## Given problem
Exactly repeat the material, dropping only the pictures.

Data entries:
◆ ◆ ◆

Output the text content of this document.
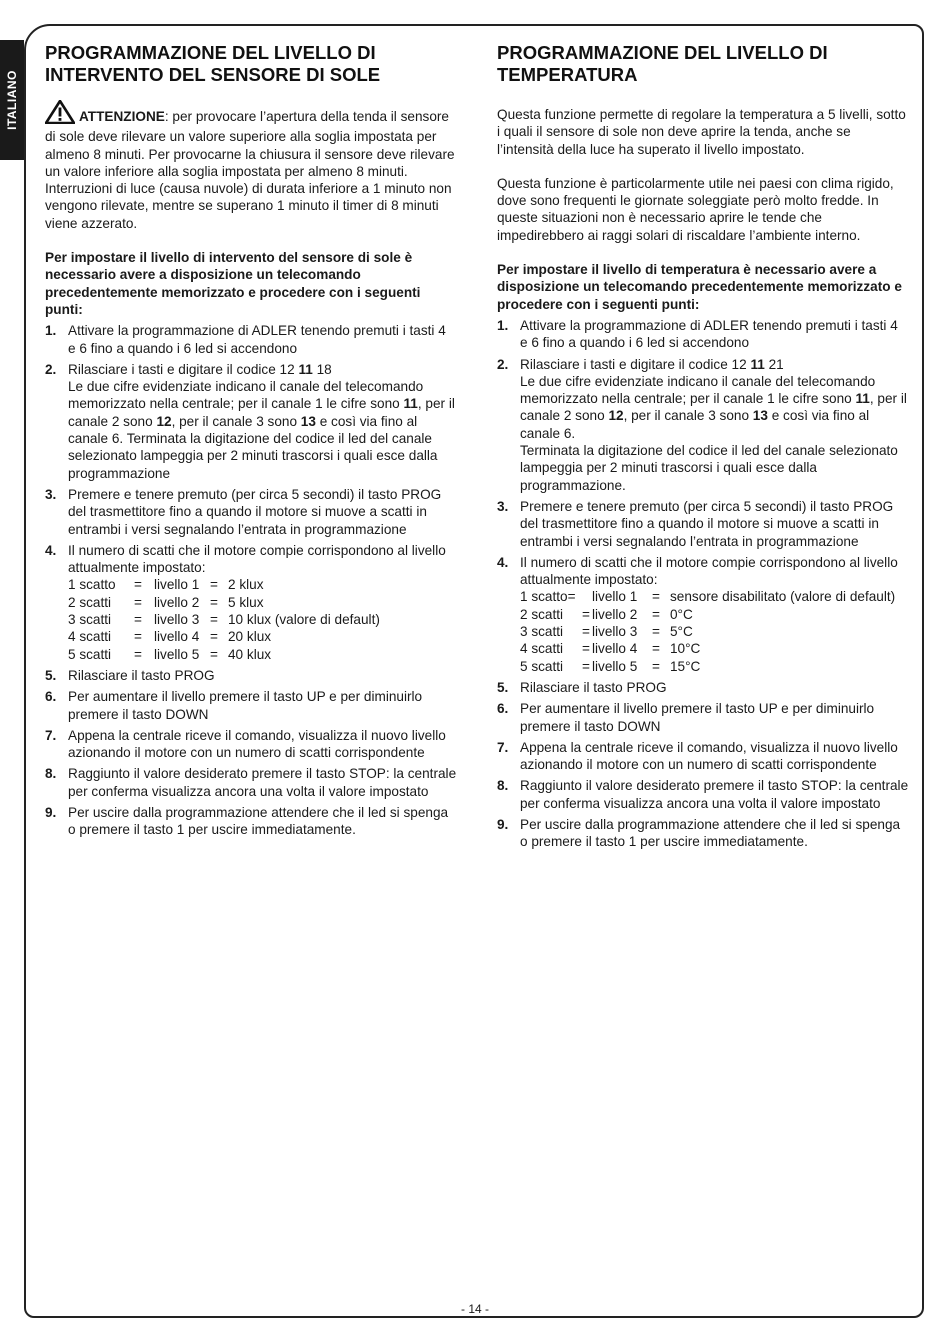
ITALIANO
PROGRAMMAZIONE DEL LIVELLO DI INTERVENTO DEL SENSORE DI SOLE

ATTENZIONE: per provocare l’apertura della tenda il sensore di sole deve rilevare un valore superiore alla soglia impostata per almeno 8 minuti. Per provocarne la chiusura il sensore deve rilevare un valore inferiore alla soglia impostata per almeno 8 minuti.

Interruzioni di luce (causa nuvole) di durata inferiore a 1 minuto non vengono rilevate, mentre se superano 1 minuto il timer di 8 minuti viene azzerato.

Per impostare il livello di intervento del sensore di sole è necessario avere a disposizione un telecomando precedentemente memorizzato e procedere con i seguenti punti:

1. Attivare la programmazione di ADLER tenendo premuti i tasti 4 e 6 fino a quando i 6 led si accendono
2. Rilasciare i tasti e digitare il codice 12 11 18
Le due cifre evidenziate indicano il canale del telecomando memorizzato nella centrale; per il canale 1 le cifre sono 11, per il canale 2 sono 12, per il canale 3 sono 13 e così via fino al canale 6. Terminata la digitazione del codice il led del canale selezionato lampeggia per 2 minuti trascorsi i quali esce dalla programmazione
3. Premere e tenere premuto (per circa 5 secondi) il tasto PROG del trasmettitore fino a quando il motore si muove a scatti in entrambi i versi segnalando l’entrata in programmazione
4. Il numero di scatti che il motore compie corrispondono al livello attualmente impostato:
1 scatto	=	livello 1	=	2 klux
2 scatti	=	livello 2	=	5 klux
3 scatti	=	livello 3	=	10 klux (valore di default)
4 scatti	=	livello 4	=	20 klux
5 scatti	=	livello 5	=	40 klux
5. Rilasciare il tasto PROG
6. Per aumentare il livello premere il tasto UP e per diminuirlo premere il tasto DOWN
7. Appena la centrale riceve il comando, visualizza il nuovo livello azionando il motore con un numero di scatti corrispondente
8. Raggiunto il valore desiderato premere il tasto STOP: la centrale per conferma visualizza ancora una volta il valore impostato
9. Per uscire dalla programmazione attendere che il led si spenga o premere il tasto 1 per uscire immediatamente.
PROGRAMMAZIONE DEL LIVELLO DI TEMPERATURA

Questa funzione permette di regolare la temperatura a 5 livelli, sotto i quali il sensore di sole non deve aprire la tenda, anche se l’intensità della luce ha superato il livello impostato.

Questa funzione è particolarmente utile nei paesi con clima rigido, dove sono frequenti le giornate soleggiate però molto fredde. In queste situazioni non è necessario aprire le tende che impedirebbero ai raggi solari di riscaldare l’ambiente interno.

Per impostare il livello di temperatura è necessario avere a disposizione un telecomando precedentemente memorizzato e procedere con i seguenti punti:

1. Attivare la programmazione di ADLER tenendo premuti i tasti 4 e 6 fino a quando i 6 led si accendono
2. Rilasciare i tasti e digitare il codice 12 11 21
Le due cifre evidenziate indicano il canale del telecomando memorizzato nella centrale; per il canale 1 le cifre sono 11, per il canale 2 sono 12, per il canale 3 sono 13 e così via fino al canale 6.
Terminata la digitazione del codice il led del canale selezionato lampeggia per 2 minuti trascorsi i quali esce dalla programmazione.
3. Premere e tenere premuto (per circa 5 secondi) il tasto PROG del trasmettitore fino a quando il motore si muove a scatti in entrambi i versi segnalando l’entrata in programmazione
4. Il numero di scatti che il motore compie corrispondono al livello attualmente impostato:
1 scatto=		livello 1	=	sensore disabilitato (valore di default)
2 scatti	=	livello 2	=	0°C
3 scatti	=	livello 3	=	5°C
4 scatti	=	livello 4	=	10°C
5 scatti	=	livello 5	=	15°C
5. Rilasciare il tasto PROG
6. Per aumentare il livello premere il tasto UP e per diminuirlo premere il tasto DOWN
7. Appena la centrale riceve il comando, visualizza il nuovo livello azionando il motore con un numero di scatti corrispondente
8. Raggiunto il valore desiderato premere il tasto STOP: la centrale per conferma visualizza ancora una volta il valore impostato
9. Per uscire dalla programmazione attendere che il led si spenga o premere il tasto 1 per uscire immediatamente.
- 14 -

◆ ◆ ◆

## Result of this task
Output the text content of this document.
ITALIANO
PROGRAMMAZIONE DEL LIVELLO DI INTERVENTO DEL SENSORE DI SOLE

ATTENZIONE: per provocare l’apertura della tenda il sensore di sole deve rilevare un valore superiore alla soglia impostata per almeno 8 minuti. Per provocarne la chiusura il sensore deve rilevare un valore inferiore alla soglia impostata per almeno 8 minuti.

Interruzioni di luce (causa nuvole) di durata inferiore a 1 minuto non vengono rilevate, mentre se superano 1 minuto il timer di 8 minuti viene azzerato.

Per impostare il livello di intervento del sensore di sole è necessario avere a disposizione un telecomando precedentemente memorizzato e procedere con i seguenti punti:

1. Attivare la programmazione di ADLER tenendo premuti i tasti 4 e 6 fino a quando i 6 led si accendono
2. Rilasciare i tasti e digitare il codice 12 11 18
Le due cifre evidenziate indicano il canale del telecomando memorizzato nella centrale; per il canale 1 le cifre sono 11, per il canale 2 sono 12, per il canale 3 sono 13 e così via fino al canale 6. Terminata la digitazione del codice il led del canale selezionato lampeggia per 2 minuti trascorsi i quali esce dalla programmazione
3. Premere e tenere premuto (per circa 5 secondi) il tasto PROG del trasmettitore fino a quando il motore si muove a scatti in entrambi i versi segnalando l’entrata in programmazione
4. Il numero di scatti che il motore compie corrispondono al livello attualmente impostato:
1 scatto	=	livello 1	=	2 klux
2 scatti	=	livello 2	=	5 klux
3 scatti	=	livello 3	=	10 klux (valore di default)
4 scatti	=	livello 4	=	20 klux
5 scatti	=	livello 5	=	40 klux
5. Rilasciare il tasto PROG
6. Per aumentare il livello premere il tasto UP e per diminuirlo premere il tasto DOWN
7. Appena la centrale riceve il comando, visualizza il nuovo livello azionando il motore con un numero di scatti corrispondente
8. Raggiunto il valore desiderato premere il tasto STOP: la centrale per conferma visualizza ancora una volta il valore impostato
9. Per uscire dalla programmazione attendere che il led si spenga o premere il tasto 1 per uscire immediatamente.
PROGRAMMAZIONE DEL LIVELLO DI TEMPERATURA

Questa funzione permette di regolare la temperatura a 5 livelli, sotto i quali il sensore di sole non deve aprire la tenda, anche se l’intensità della luce ha superato il livello impostato.

Questa funzione è particolarmente utile nei paesi con clima rigido, dove sono frequenti le giornate soleggiate però molto fredde. In queste situazioni non è necessario aprire le tende che impedirebbero ai raggi solari di riscaldare l’ambiente interno.

Per impostare il livello di temperatura è necessario avere a disposizione un telecomando precedentemente memorizzato e procedere con i seguenti punti:

1. Attivare la programmazione di ADLER tenendo premuti i tasti 4 e 6 fino a quando i 6 led si accendono
2. Rilasciare i tasti e digitare il codice 12 11 21
Le due cifre evidenziate indicano il canale del telecomando memorizzato nella centrale; per il canale 1 le cifre sono 11, per il canale 2 sono 12, per il canale 3 sono 13 e così via fino al canale 6.
Terminata la digitazione del codice il led del canale selezionato lampeggia per 2 minuti trascorsi i quali esce dalla programmazione.
3. Premere e tenere premuto (per circa 5 secondi) il tasto PROG del trasmettitore fino a quando il motore si muove a scatti in entrambi i versi segnalando l’entrata in programmazione
4. Il numero di scatti che il motore compie corrispondono al livello attualmente impostato:
1 scatto=		livello 1	=	sensore disabilitato (valore di default)
2 scatti	=	livello 2	=	0°C
3 scatti	=	livello 3	=	5°C
4 scatti	=	livello 4	=	10°C
5 scatti	=	livello 5	=	15°C
5. Rilasciare il tasto PROG
6. Per aumentare il livello premere il tasto UP e per diminuirlo premere il tasto DOWN
7. Appena la centrale riceve il comando, visualizza il nuovo livello azionando il motore con un numero di scatti corrispondente
8. Raggiunto il valore desiderato premere il tasto STOP: la centrale per conferma visualizza ancora una volta il valore impostato
9. Per uscire dalla programmazione attendere che il led si spenga o premere il tasto 1 per uscire immediatamente.
- 14 -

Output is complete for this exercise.